Exercise task. Reproduce the material in full, exactly as written.
* Start Dataset records *
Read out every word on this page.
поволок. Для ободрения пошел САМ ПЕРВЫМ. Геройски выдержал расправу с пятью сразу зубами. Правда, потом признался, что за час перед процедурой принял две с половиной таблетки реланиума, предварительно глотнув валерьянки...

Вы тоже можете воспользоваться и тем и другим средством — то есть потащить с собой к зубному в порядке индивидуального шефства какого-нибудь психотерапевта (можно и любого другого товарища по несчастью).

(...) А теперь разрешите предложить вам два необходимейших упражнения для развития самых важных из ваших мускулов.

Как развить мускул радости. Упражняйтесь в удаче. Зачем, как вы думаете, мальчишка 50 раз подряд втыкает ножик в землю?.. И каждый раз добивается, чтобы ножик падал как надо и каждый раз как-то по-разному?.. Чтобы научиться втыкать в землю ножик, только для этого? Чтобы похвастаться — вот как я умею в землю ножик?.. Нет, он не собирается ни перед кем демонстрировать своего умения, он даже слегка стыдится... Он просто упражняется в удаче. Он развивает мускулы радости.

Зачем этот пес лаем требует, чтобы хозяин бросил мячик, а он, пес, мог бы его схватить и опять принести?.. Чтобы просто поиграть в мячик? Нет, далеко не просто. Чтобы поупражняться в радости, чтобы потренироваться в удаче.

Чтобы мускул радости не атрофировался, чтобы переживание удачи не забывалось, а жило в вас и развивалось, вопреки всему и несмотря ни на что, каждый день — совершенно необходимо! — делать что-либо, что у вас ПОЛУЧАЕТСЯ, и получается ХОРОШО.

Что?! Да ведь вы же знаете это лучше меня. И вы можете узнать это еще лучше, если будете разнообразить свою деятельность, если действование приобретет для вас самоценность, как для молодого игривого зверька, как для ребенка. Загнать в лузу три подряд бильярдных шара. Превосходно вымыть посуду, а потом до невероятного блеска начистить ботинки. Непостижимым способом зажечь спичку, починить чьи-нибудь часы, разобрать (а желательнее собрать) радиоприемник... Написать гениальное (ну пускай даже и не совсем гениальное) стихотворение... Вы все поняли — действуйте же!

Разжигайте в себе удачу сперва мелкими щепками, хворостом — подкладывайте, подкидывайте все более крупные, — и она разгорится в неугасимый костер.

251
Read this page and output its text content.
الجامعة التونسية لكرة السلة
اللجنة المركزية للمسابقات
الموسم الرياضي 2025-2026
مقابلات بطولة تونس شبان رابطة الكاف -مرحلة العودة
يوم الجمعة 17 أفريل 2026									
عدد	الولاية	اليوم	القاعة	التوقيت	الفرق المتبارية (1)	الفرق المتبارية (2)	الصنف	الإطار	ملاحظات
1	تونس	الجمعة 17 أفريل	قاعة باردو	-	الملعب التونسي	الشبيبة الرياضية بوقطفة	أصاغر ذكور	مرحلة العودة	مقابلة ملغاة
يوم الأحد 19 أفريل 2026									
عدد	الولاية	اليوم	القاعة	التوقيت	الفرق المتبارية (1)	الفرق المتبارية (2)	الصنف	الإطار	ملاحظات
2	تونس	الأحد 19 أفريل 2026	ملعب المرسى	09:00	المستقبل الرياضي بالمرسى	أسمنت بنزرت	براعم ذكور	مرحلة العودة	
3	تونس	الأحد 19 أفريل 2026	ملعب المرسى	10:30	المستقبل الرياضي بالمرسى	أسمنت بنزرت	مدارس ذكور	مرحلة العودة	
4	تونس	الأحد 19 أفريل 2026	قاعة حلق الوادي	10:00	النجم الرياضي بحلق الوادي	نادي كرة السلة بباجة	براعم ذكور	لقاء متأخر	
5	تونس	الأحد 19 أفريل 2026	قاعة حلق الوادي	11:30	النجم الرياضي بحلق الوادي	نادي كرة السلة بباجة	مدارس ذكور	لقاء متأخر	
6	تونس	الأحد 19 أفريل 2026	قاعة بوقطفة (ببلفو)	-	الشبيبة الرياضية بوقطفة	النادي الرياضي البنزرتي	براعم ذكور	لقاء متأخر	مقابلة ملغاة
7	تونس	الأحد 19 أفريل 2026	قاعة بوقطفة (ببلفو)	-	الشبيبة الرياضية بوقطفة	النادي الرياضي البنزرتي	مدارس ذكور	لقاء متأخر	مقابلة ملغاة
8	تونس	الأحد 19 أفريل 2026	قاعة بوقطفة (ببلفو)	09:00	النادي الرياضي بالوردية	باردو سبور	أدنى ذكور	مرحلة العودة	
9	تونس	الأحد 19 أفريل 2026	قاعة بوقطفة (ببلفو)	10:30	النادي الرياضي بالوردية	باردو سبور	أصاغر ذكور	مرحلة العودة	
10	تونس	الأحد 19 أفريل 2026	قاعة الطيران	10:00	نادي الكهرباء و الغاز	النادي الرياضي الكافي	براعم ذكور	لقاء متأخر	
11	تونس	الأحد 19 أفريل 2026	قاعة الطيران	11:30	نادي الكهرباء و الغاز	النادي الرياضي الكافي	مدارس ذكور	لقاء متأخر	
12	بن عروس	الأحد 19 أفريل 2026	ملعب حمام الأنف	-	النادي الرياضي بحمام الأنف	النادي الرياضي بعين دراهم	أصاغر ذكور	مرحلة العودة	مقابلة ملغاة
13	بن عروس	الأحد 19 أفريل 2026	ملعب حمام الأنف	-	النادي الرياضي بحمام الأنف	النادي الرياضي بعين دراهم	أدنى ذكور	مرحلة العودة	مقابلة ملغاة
* End Dataset records *
Answer to the problem.
Read out every word on this page.
поволок. Для ободрения пошел САМ ПЕРВЫМ. Геройски выдержал расправу с пятью сразу зубами. Правда, потом признался, что за час перед процедурой принял две с половиной таблетки реланиума, предварительно глотнув валерьянки...

Вы тоже можете воспользоваться и тем и другим средством — то есть потащить с собой к зубному в порядке индивидуального шефства какого-нибудь психотерапевта (можно и любого другого товарища по несчастью).

(...) А теперь разрешите предложить вам два необходимейших упражнения для развития самых важных из ваших мускулов.

Как развить мускул радости. Упражняйтесь в удаче. Зачем, как вы думаете, мальчишка 50 раз подряд втыкает ножик в землю?.. И каждый раз добивается, чтобы ножик падал как надо и каждый раз как-то по-разному?.. Чтобы научиться втыкать в землю ножик, только для этого? Чтобы похвастаться — вот как я умею в землю ножик?.. Нет, он не собирается ни перед кем демонстрировать своего умения, он даже слегка стыдится... Он просто упражняется в удаче. Он развивает мускулы радости.

Зачем этот пес лаем требует, чтобы хозяин бросил мячик, а он, пес, мог бы его схватить и опять принести?.. Чтобы просто поиграть в мячик? Нет, далеко не просто. Чтобы поупражняться в радости, чтобы потренироваться в удаче.

Чтобы мускул радости не атрофировался, чтобы переживание удачи не забывалось, а жило в вас и развивалось, вопреки всему и несмотря ни на что, каждый день — совершенно необходимо! — делать что-либо, что у вас ПОЛУЧАЕТСЯ, и получается ХОРОШО.

Что?! Да ведь вы же знаете это лучше меня. И вы можете узнать это еще лучше, если будете разнообразить свою деятельность, если действование приобретет для вас самоценность, как для молодого игривого зверька, как для ребенка. Загнать в лузу три подряд бильярдных шара. Превосходно вымыть посуду, а потом до невероятного блеска начистить ботинки. Непостижимым способом зажечь спичку, починить чьи-нибудь часы, разобрать (а желательнее собрать) радиоприемник... Написать гениальное (ну пускай даже и не совсем гениальное) стихотворение... Вы все поняли — действуйте же!

Разжигайте в себе удачу сперва мелкими щепками, хворостом — подкладывайте, подкидывайте все более крупные, — и она разгорится в неугасимый костер.

251
Read this page and output its text content.
الجامعة التونسية لكرة السلة
اللجنة المركزية للمسابقات
الموسم الرياضي 2025-2026
مقابلات بطولة تونس شبان رابطة الكاف -مرحلة العودة
يوم الجمعة 17 أفريل 2026									
عدد	الولاية	اليوم	القاعة	التوقيت	الفرق المتبارية (1)	الفرق المتبارية (2)	الصنف	الإطار	ملاحظات
1	تونس	الجمعة 17 أفريل	قاعة باردو	-	الملعب التونسي	الشبيبة الرياضية بوقطفة	أصاغر ذكور	مرحلة العودة	مقابلة ملغاة
يوم الأحد 19 أفريل 2026									
عدد	الولاية	اليوم	القاعة	التوقيت	الفرق المتبارية (1)	الفرق المتبارية (2)	الصنف	الإطار	ملاحظات
2	تونس	الأحد 19 أفريل 2026	ملعب المرسى	09:00	المستقبل الرياضي بالمرسى	أسمنت بنزرت	براعم ذكور	مرحلة العودة	
3	تونس	الأحد 19 أفريل 2026	ملعب المرسى	10:30	المستقبل الرياضي بالمرسى	أسمنت بنزرت	مدارس ذكور	مرحلة العودة	
4	تونس	الأحد 19 أفريل 2026	قاعة حلق الوادي	10:00	النجم الرياضي بحلق الوادي	نادي كرة السلة بباجة	براعم ذكور	لقاء متأخر	
5	تونس	الأحد 19 أفريل 2026	قاعة حلق الوادي	11:30	النجم الرياضي بحلق الوادي	نادي كرة السلة بباجة	مدارس ذكور	لقاء متأخر	
6	تونس	الأحد 19 أفريل 2026	قاعة بوقطفة (ببلفو)	-	الشبيبة الرياضية بوقطفة	النادي الرياضي البنزرتي	براعم ذكور	لقاء متأخر	مقابلة ملغاة
7	تونس	الأحد 19 أفريل 2026	قاعة بوقطفة (ببلفو)	-	الشبيبة الرياضية بوقطفة	النادي الرياضي البنزرتي	مدارس ذكور	لقاء متأخر	مقابلة ملغاة
8	تونس	الأحد 19 أفريل 2026	قاعة بوقطفة (ببلفو)	09:00	النادي الرياضي بالوردية	باردو سبور	أدنى ذكور	مرحلة العودة	
9	تونس	الأحد 19 أفريل 2026	قاعة بوقطفة (ببلفو)	10:30	النادي الرياضي بالوردية	باردو سبور	أصاغر ذكور	مرحلة العودة	
10	تونس	الأحد 19 أفريل 2026	قاعة الطيران	10:00	نادي الكهرباء و الغاز	النادي الرياضي الكافي	براعم ذكور	لقاء متأخر	
11	تونس	الأحد 19 أفريل 2026	قاعة الطيران	11:30	نادي الكهرباء و الغاز	النادي الرياضي الكافي	مدارس ذكور	لقاء متأخر	
12	بن عروس	الأحد 19 أفريل 2026	ملعب حمام الأنف	-	النادي الرياضي بحمام الأنف	النادي الرياضي بعين دراهم	أصاغر ذكور	مرحلة العودة	مقابلة ملغاة
13	بن عروس	الأحد 19 أفريل 2026	ملعب حمام الأنف	-	النادي الرياضي بحمام الأنف	النادي الرياضي بعين دراهم	أدنى ذكور	مرحلة العودة	مقابلة ملغاة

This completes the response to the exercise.